### DO THIS
Copy each of the following records line by line, without changing anything.

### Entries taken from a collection
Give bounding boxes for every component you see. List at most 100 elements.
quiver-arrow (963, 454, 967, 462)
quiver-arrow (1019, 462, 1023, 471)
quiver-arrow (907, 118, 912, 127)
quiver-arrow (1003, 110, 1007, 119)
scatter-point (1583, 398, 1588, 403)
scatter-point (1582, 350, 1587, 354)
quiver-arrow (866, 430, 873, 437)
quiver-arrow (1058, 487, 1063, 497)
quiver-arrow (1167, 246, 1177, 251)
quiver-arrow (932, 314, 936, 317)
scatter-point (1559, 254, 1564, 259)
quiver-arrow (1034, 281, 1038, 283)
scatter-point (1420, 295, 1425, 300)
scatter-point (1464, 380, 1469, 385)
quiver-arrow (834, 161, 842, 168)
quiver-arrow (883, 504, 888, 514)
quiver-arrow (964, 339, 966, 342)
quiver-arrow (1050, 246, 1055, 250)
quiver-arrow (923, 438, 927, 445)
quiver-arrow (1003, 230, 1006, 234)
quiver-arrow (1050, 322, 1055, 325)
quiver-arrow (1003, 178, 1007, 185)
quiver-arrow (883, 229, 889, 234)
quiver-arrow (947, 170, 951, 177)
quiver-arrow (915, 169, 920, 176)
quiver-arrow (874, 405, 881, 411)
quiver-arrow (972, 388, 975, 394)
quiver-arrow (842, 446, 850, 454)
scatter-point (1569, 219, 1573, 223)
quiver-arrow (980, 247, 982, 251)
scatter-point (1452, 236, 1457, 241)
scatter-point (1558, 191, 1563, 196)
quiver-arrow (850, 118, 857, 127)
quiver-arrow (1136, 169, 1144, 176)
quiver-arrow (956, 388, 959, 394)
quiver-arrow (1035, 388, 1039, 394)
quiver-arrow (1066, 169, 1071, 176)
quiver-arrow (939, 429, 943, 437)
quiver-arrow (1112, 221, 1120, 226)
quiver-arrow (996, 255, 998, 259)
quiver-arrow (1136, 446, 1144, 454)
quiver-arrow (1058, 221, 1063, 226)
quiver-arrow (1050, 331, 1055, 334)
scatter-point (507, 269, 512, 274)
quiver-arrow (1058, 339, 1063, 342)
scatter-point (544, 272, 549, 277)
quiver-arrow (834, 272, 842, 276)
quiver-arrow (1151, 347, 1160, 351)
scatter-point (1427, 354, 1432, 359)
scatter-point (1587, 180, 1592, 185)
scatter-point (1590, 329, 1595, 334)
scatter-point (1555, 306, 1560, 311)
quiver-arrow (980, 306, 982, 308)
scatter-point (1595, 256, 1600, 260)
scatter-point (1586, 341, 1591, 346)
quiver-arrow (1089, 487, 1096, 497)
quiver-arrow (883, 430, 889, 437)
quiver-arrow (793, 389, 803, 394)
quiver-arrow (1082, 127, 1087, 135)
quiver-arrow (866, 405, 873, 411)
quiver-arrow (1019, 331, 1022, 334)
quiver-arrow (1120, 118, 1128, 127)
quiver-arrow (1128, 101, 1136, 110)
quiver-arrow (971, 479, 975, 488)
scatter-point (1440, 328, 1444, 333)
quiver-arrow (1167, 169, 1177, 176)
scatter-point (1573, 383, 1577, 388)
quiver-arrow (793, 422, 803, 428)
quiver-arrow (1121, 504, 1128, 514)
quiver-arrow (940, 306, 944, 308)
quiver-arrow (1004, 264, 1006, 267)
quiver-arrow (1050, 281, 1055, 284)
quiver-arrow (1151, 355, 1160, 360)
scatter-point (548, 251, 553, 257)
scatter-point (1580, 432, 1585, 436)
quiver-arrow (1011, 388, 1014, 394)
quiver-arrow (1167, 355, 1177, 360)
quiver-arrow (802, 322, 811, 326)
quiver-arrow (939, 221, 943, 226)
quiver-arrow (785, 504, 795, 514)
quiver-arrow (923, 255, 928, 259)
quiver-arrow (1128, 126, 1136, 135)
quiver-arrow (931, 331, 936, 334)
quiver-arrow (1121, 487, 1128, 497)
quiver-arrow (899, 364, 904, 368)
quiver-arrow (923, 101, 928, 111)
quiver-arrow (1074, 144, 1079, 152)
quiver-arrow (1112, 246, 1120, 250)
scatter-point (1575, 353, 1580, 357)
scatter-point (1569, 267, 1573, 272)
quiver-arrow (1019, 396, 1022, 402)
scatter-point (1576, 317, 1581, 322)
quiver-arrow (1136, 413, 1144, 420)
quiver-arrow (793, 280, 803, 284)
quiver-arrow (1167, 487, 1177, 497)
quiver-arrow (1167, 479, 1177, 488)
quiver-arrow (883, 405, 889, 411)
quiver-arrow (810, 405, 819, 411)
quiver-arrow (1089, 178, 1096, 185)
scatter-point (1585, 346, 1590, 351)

### FINISHED TASK
Give bounding boxes for every component you see. List at most 100 elements.
quiver-arrow (963, 454, 967, 462)
quiver-arrow (1019, 462, 1023, 471)
quiver-arrow (907, 118, 912, 127)
quiver-arrow (1003, 110, 1007, 119)
scatter-point (1583, 398, 1588, 403)
scatter-point (1582, 350, 1587, 354)
quiver-arrow (866, 430, 873, 437)
quiver-arrow (1058, 487, 1063, 497)
quiver-arrow (1167, 246, 1177, 251)
quiver-arrow (932, 314, 936, 317)
scatter-point (1559, 254, 1564, 259)
quiver-arrow (1034, 281, 1038, 283)
scatter-point (1420, 295, 1425, 300)
scatter-point (1464, 380, 1469, 385)
quiver-arrow (834, 161, 842, 168)
quiver-arrow (883, 504, 888, 514)
quiver-arrow (964, 339, 966, 342)
quiver-arrow (1050, 246, 1055, 250)
quiver-arrow (923, 438, 927, 445)
quiver-arrow (1003, 230, 1006, 234)
quiver-arrow (1050, 322, 1055, 325)
quiver-arrow (1003, 178, 1007, 185)
quiver-arrow (883, 229, 889, 234)
quiver-arrow (947, 170, 951, 177)
quiver-arrow (915, 169, 920, 176)
quiver-arrow (874, 405, 881, 411)
quiver-arrow (972, 388, 975, 394)
quiver-arrow (842, 446, 850, 454)
scatter-point (1569, 219, 1573, 223)
quiver-arrow (980, 247, 982, 251)
scatter-point (1452, 236, 1457, 241)
scatter-point (1558, 191, 1563, 196)
quiver-arrow (850, 118, 857, 127)
quiver-arrow (1136, 169, 1144, 176)
quiver-arrow (956, 388, 959, 394)
quiver-arrow (1035, 388, 1039, 394)
quiver-arrow (1066, 169, 1071, 176)
quiver-arrow (939, 429, 943, 437)
quiver-arrow (1112, 221, 1120, 226)
quiver-arrow (996, 255, 998, 259)
quiver-arrow (1136, 446, 1144, 454)
quiver-arrow (1058, 221, 1063, 226)
quiver-arrow (1050, 331, 1055, 334)
scatter-point (507, 269, 512, 274)
quiver-arrow (1058, 339, 1063, 342)
scatter-point (544, 272, 549, 277)
quiver-arrow (834, 272, 842, 276)
quiver-arrow (1151, 347, 1160, 351)
scatter-point (1427, 354, 1432, 359)
scatter-point (1587, 180, 1592, 185)
scatter-point (1590, 329, 1595, 334)
scatter-point (1555, 306, 1560, 311)
quiver-arrow (980, 306, 982, 308)
scatter-point (1595, 256, 1600, 260)
scatter-point (1586, 341, 1591, 346)
quiver-arrow (1089, 487, 1096, 497)
quiver-arrow (883, 430, 889, 437)
quiver-arrow (793, 389, 803, 394)
quiver-arrow (1082, 127, 1087, 135)
quiver-arrow (866, 405, 873, 411)
quiver-arrow (1019, 331, 1022, 334)
quiver-arrow (1120, 118, 1128, 127)
quiver-arrow (1128, 101, 1136, 110)
quiver-arrow (971, 479, 975, 488)
scatter-point (1440, 328, 1444, 333)
quiver-arrow (1167, 169, 1177, 176)
scatter-point (1573, 383, 1577, 388)
quiver-arrow (793, 422, 803, 428)
quiver-arrow (1121, 504, 1128, 514)
quiver-arrow (940, 306, 944, 308)
quiver-arrow (1004, 264, 1006, 267)
quiver-arrow (1050, 281, 1055, 284)
quiver-arrow (1151, 355, 1160, 360)
scatter-point (548, 251, 553, 257)
scatter-point (1580, 432, 1585, 436)
quiver-arrow (1011, 388, 1014, 394)
quiver-arrow (1167, 355, 1177, 360)
quiver-arrow (802, 322, 811, 326)
quiver-arrow (939, 221, 943, 226)
quiver-arrow (785, 504, 795, 514)
quiver-arrow (923, 255, 928, 259)
quiver-arrow (1128, 126, 1136, 135)
quiver-arrow (931, 331, 936, 334)
quiver-arrow (1121, 487, 1128, 497)
quiver-arrow (899, 364, 904, 368)
quiver-arrow (923, 101, 928, 111)
quiver-arrow (1074, 144, 1079, 152)
quiver-arrow (1112, 246, 1120, 250)
scatter-point (1575, 353, 1580, 357)
scatter-point (1569, 267, 1573, 272)
quiver-arrow (1019, 396, 1022, 402)
scatter-point (1576, 317, 1581, 322)
quiver-arrow (1136, 413, 1144, 420)
quiver-arrow (793, 280, 803, 284)
quiver-arrow (1167, 487, 1177, 497)
quiver-arrow (1167, 479, 1177, 488)
quiver-arrow (883, 405, 889, 411)
quiver-arrow (810, 405, 819, 411)
quiver-arrow (1089, 178, 1096, 185)
scatter-point (1585, 346, 1590, 351)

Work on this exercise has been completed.